◆ Information supplied ◆
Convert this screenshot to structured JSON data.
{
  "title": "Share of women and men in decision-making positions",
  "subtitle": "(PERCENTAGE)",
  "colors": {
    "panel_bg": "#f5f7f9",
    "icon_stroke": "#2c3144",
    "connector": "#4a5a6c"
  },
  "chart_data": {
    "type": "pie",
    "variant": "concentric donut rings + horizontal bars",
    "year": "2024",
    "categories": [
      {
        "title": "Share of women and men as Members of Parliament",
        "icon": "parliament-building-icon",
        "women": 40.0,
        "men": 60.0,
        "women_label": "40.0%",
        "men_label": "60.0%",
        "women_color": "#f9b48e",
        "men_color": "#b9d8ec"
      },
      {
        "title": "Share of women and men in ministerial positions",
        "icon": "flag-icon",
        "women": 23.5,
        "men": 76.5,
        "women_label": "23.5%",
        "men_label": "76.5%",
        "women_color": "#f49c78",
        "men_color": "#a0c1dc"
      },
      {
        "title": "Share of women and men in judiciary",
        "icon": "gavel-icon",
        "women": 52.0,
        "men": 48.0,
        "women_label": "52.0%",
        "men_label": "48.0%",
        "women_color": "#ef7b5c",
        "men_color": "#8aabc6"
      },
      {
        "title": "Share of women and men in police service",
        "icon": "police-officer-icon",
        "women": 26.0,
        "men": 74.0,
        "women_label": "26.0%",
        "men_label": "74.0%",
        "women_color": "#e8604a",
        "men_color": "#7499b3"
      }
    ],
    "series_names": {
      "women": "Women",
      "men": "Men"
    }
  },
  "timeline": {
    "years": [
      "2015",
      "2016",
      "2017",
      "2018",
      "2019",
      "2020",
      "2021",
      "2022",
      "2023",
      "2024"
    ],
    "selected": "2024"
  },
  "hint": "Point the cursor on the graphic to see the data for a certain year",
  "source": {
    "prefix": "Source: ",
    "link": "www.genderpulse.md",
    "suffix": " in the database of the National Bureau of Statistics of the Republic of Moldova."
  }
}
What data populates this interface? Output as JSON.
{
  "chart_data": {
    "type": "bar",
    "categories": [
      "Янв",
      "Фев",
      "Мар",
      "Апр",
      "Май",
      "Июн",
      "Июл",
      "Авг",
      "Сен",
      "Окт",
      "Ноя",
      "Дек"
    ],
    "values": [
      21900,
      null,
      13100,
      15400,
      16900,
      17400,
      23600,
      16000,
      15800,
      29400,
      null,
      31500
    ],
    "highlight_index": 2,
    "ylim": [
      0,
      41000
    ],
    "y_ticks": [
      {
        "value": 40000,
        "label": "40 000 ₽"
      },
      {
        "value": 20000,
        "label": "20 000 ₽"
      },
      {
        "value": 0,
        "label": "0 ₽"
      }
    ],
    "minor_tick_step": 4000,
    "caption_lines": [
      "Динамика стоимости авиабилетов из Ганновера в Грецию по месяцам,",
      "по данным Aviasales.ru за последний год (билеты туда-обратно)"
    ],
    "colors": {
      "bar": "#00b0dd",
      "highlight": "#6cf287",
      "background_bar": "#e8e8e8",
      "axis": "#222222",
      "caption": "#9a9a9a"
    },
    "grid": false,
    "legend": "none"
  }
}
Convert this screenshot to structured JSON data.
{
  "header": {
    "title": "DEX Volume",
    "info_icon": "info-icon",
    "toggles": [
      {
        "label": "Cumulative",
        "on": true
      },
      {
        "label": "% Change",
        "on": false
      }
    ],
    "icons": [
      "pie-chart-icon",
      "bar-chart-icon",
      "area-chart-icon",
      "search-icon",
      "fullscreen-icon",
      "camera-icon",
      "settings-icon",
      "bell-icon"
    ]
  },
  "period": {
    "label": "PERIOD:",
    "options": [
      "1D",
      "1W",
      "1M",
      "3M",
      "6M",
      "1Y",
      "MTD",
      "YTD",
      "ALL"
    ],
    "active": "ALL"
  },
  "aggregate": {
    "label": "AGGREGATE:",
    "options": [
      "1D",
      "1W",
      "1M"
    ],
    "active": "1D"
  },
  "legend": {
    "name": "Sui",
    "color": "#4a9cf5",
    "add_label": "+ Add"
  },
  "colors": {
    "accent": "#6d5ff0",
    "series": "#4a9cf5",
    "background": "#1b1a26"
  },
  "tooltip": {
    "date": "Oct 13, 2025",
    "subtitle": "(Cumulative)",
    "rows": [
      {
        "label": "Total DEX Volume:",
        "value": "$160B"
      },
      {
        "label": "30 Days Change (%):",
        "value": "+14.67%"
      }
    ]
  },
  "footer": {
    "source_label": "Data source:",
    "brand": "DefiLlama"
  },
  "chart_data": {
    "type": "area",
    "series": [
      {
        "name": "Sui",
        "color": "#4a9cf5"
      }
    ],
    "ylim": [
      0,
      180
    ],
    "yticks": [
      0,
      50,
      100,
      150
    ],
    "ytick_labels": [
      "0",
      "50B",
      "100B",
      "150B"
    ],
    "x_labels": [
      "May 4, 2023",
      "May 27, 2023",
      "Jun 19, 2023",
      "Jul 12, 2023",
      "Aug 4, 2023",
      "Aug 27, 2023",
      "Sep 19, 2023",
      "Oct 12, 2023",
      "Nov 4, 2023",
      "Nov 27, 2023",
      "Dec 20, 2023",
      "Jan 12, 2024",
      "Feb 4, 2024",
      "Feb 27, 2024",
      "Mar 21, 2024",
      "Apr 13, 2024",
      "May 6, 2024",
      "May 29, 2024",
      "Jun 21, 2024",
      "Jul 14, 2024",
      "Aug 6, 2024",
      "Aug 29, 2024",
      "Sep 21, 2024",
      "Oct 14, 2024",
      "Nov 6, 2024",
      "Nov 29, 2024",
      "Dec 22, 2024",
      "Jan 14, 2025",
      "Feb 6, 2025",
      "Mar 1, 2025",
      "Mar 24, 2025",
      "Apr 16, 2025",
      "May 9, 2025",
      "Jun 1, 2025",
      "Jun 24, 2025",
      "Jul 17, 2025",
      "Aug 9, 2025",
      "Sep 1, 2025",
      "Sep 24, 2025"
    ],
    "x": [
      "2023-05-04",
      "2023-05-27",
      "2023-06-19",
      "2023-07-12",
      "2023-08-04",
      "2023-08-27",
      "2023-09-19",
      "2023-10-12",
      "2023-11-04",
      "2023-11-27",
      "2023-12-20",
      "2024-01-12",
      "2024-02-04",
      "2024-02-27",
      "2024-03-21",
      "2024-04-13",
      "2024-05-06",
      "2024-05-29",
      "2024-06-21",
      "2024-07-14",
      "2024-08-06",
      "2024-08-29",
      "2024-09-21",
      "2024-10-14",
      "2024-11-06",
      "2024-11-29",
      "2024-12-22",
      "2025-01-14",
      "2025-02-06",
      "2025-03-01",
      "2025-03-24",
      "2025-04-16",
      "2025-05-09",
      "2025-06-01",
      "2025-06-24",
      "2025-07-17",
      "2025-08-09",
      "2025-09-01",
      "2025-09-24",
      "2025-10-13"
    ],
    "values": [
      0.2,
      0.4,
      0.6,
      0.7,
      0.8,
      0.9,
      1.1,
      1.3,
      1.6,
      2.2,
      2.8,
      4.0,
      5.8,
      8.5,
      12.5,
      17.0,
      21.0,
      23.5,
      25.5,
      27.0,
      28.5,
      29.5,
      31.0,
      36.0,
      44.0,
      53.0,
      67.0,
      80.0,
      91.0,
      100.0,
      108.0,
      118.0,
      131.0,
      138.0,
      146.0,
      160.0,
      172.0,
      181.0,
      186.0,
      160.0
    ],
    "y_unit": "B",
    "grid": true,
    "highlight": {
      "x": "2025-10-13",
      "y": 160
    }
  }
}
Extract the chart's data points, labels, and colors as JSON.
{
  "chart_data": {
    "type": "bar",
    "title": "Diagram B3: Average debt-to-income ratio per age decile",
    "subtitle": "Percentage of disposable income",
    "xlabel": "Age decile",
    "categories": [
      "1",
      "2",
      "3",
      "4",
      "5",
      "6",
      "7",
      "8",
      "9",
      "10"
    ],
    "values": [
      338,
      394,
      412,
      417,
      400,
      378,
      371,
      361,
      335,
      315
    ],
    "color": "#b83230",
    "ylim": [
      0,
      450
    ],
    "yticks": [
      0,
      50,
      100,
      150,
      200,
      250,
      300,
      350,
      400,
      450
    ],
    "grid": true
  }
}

◆ What to do ◆
Give back exactly the lines from the one containing "Extract the chart's" to the end of the material, both ends included.

◆ Task answer ◆
Extract the chart's data points, labels, and colors as JSON.
{
  "chart_data": {
    "type": "bar",
    "title": "Diagram B3: Average debt-to-income ratio per age decile",
    "subtitle": "Percentage of disposable income",
    "xlabel": "Age decile",
    "categories": [
      "1",
      "2",
      "3",
      "4",
      "5",
      "6",
      "7",
      "8",
      "9",
      "10"
    ],
    "values": [
      338,
      394,
      412,
      417,
      400,
      378,
      371,
      361,
      335,
      315
    ],
    "color": "#b83230",
    "ylim": [
      0,
      450
    ],
    "yticks": [
      0,
      50,
      100,
      150,
      200,
      250,
      300,
      350,
      400,
      450
    ],
    "grid": true
  }
}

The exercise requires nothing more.